The doc hits Netflix January 11, two days before the Night Stalker series, so I hope that gives folks enough time to take it in before another property takes over the conversation. — SDB
The Peabody my esteemed colleague Rebecca Lavoie is talking about is the one won by Caliphate — which the embattled podcast has had to return. If you’re behind on the story, Erik Wemple’s piece in WaPo this past Sunday — two days after the New York Times retracted certain episodes of the pod — should bring you up to date. Wemple also digs into the Times response (which struck me as sadly familiar: a smarmily ineffectual-sounding “listening session”; apologies designed to garner credit for transparency from Dean Baquet). NPR also has a solid account of how “the Times resisted revisiting” the story and certain too-good-to-be-true claims within it until Canadian officials charged Shehroze Chaudhry of perpetrating a terrorism hoax.

_Given material_.
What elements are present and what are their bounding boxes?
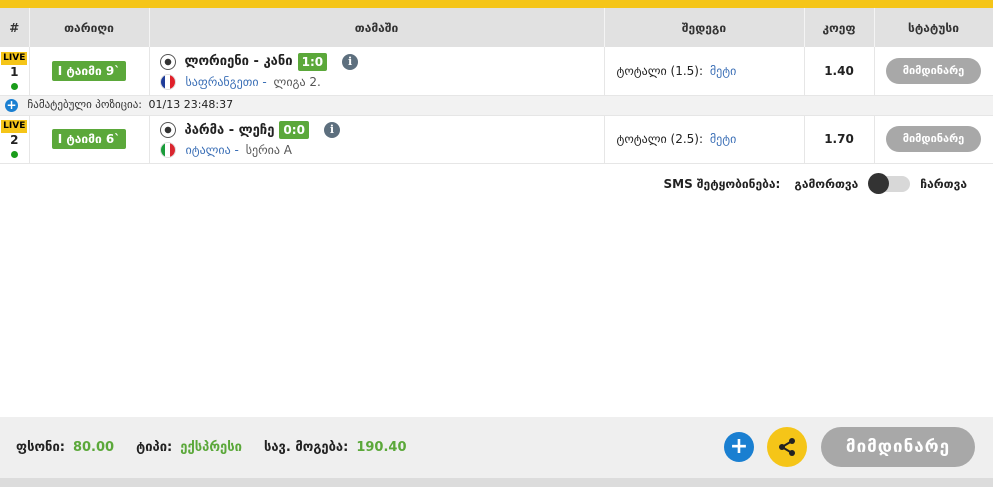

_Stated problem_. Resume the commentary on the Caliphate podcast and its returned Peabody, not the listing, picking up right after its final sentence.

_Exercise answer_.
But it’s not just the collapse of the story and the return of the award that had Twitter in a lather the last couple of days. It’s that the woman-identified reporter at the center of the kerfuffle got Mike Loganned (okay, not exactly, but humor me), and producer Andy Mills was “punished” by “having to” host top podcast The Daily on Monday of this week. Here’s Lavoie again, and I’d read the entire thread:
Mills co-created The Daily…after, according to The Cut, being encouraged to leave WNYC because he wasn’t quite a cartoonish enough sexual harasser for the public-radio station’s HR to act against him.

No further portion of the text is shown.